— start of MATERIAL —

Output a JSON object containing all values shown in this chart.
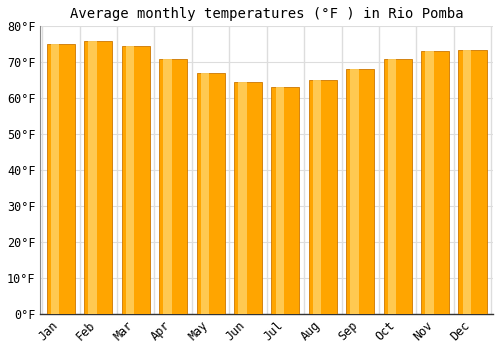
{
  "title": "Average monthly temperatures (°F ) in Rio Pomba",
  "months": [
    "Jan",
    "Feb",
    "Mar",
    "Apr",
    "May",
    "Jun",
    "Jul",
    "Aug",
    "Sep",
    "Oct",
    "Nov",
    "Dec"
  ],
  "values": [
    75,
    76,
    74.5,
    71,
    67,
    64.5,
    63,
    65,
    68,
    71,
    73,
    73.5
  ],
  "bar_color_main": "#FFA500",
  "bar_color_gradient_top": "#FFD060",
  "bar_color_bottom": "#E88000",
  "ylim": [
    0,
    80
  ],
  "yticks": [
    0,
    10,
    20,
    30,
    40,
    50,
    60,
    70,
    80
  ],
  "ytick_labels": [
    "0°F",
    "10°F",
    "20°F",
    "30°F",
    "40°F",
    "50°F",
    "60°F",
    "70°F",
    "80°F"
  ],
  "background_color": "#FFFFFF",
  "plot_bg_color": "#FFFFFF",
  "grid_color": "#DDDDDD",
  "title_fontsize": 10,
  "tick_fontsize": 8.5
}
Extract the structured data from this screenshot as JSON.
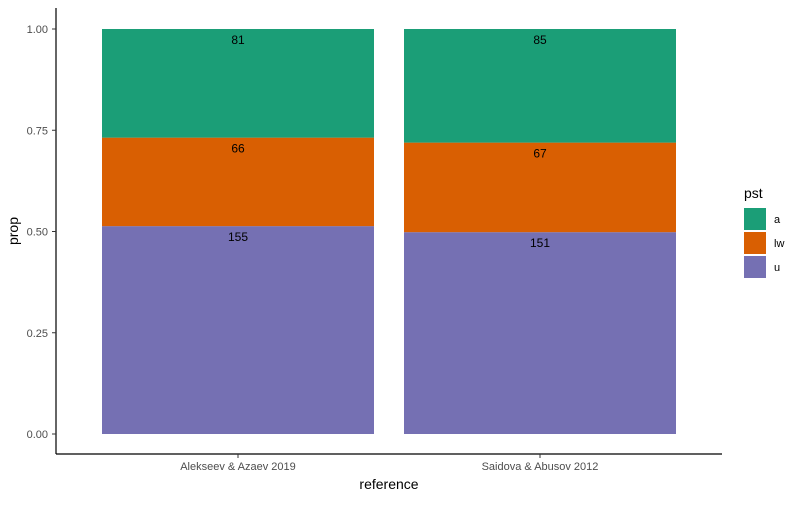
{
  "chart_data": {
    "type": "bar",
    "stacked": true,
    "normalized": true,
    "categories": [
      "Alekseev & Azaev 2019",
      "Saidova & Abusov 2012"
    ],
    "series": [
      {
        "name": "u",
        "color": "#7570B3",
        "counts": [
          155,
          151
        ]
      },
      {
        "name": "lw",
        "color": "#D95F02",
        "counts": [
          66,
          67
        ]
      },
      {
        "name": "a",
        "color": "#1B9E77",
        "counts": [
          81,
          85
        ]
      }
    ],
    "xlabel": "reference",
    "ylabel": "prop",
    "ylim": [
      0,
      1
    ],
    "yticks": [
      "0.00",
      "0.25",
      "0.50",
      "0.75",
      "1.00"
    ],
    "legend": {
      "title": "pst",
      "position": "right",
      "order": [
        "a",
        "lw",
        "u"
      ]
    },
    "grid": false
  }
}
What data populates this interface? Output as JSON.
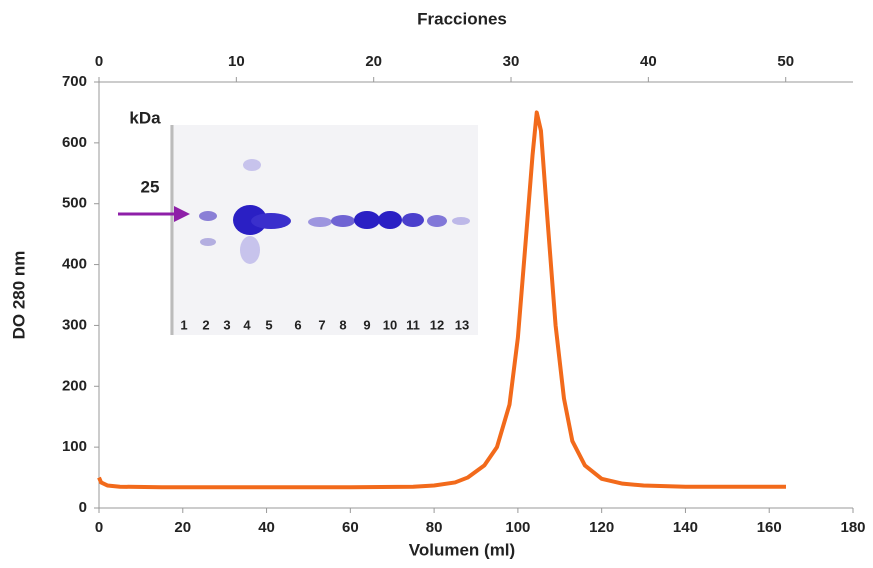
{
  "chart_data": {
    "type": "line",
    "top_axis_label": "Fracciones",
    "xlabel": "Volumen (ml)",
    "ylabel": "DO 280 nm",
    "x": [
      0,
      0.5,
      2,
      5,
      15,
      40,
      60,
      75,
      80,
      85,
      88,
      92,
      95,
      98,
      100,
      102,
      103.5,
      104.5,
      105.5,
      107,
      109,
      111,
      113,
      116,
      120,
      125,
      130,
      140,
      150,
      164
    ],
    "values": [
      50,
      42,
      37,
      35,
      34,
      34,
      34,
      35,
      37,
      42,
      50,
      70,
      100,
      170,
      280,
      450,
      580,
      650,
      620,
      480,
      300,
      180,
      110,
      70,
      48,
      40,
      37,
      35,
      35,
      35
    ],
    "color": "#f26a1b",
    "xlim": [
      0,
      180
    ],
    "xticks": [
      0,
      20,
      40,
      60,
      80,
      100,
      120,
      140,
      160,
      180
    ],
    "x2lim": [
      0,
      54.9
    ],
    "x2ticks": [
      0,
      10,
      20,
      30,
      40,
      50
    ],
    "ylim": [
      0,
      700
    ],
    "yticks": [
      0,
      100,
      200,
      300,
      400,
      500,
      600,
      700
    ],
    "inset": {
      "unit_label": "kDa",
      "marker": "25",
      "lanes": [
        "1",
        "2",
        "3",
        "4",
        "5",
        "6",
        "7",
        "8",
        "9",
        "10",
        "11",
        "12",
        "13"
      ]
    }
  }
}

— end of MATERIAL —

● **EXERCISE DIRECTIONS**:
Look through the material and say how many lines hold "Output". Give the number only.

● **EXERCISE RESULT**:
2